**** RECORDS ****

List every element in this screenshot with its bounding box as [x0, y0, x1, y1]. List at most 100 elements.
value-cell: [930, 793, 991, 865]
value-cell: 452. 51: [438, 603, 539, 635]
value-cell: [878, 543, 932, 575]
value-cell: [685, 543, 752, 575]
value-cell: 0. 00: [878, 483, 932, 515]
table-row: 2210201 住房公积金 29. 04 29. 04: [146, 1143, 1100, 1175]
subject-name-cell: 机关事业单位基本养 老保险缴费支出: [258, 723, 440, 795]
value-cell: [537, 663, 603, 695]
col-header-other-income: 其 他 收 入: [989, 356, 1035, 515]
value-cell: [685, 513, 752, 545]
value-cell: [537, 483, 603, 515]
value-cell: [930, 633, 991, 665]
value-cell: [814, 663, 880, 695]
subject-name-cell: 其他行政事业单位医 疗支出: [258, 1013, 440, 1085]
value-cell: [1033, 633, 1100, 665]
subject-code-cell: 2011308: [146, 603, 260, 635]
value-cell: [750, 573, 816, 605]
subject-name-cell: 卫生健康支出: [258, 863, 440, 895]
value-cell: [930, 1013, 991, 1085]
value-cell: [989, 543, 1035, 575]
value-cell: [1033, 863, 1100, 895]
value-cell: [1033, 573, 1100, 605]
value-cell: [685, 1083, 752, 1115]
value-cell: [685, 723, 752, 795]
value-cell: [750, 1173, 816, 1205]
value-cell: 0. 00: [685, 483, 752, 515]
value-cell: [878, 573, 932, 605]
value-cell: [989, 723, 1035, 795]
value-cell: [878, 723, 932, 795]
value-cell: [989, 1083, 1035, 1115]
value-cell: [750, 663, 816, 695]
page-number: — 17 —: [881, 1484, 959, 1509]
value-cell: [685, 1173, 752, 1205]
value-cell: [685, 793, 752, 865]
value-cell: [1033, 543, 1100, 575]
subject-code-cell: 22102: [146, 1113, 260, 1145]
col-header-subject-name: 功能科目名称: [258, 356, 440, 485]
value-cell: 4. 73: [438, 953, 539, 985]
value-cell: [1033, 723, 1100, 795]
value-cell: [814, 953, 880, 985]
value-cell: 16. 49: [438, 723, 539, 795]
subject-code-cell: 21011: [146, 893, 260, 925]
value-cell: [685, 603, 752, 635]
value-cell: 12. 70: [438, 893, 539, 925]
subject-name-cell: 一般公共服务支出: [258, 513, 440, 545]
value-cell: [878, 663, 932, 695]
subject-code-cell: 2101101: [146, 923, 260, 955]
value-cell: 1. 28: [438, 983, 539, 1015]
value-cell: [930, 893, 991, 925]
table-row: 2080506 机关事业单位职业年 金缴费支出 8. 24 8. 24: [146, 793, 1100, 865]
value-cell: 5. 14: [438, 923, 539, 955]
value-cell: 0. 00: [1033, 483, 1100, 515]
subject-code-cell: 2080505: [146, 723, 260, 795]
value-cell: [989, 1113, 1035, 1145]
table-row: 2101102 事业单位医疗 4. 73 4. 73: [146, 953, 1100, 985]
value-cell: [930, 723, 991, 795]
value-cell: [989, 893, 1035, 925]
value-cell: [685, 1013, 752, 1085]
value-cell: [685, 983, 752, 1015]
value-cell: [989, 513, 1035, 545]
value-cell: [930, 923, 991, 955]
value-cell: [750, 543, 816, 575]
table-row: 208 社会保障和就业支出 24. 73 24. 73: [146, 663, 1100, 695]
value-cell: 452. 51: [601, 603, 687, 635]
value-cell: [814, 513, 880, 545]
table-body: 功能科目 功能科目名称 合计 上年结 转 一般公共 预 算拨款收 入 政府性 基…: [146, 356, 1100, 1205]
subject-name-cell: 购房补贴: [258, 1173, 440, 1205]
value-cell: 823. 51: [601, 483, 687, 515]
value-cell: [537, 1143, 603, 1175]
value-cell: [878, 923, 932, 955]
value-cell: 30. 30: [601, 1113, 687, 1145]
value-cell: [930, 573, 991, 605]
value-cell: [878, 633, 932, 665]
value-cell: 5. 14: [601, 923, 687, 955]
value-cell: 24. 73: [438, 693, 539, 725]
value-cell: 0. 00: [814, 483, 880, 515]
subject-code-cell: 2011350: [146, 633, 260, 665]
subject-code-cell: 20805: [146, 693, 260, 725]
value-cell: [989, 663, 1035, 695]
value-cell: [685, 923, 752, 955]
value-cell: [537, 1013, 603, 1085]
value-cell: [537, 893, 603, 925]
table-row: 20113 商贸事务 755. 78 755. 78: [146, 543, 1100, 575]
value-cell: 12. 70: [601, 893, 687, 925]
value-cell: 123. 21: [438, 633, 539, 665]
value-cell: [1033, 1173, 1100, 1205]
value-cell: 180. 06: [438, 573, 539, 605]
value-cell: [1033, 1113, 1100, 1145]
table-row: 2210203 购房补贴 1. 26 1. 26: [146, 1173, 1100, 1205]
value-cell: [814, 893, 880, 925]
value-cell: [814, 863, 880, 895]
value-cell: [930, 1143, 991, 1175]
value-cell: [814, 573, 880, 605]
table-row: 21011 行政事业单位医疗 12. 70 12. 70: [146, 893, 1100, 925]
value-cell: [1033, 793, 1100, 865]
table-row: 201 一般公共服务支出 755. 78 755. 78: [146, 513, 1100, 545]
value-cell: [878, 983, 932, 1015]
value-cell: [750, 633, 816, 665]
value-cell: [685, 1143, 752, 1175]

****

→ **WHAT YOU NEED TO DO**
Reproduce the material above without any changes, starting at the first line and ending at the line containing "value-cell: 0. 00: [878, 483, 932, 515]", both included.

→ **TASK ANSWER**
List every element in this screenshot with its bounding box as [x0, y0, x1, y1]. List at most 100 elements.
value-cell: [930, 793, 991, 865]
value-cell: 452. 51: [438, 603, 539, 635]
value-cell: [878, 543, 932, 575]
value-cell: [685, 543, 752, 575]
value-cell: 0. 00: [878, 483, 932, 515]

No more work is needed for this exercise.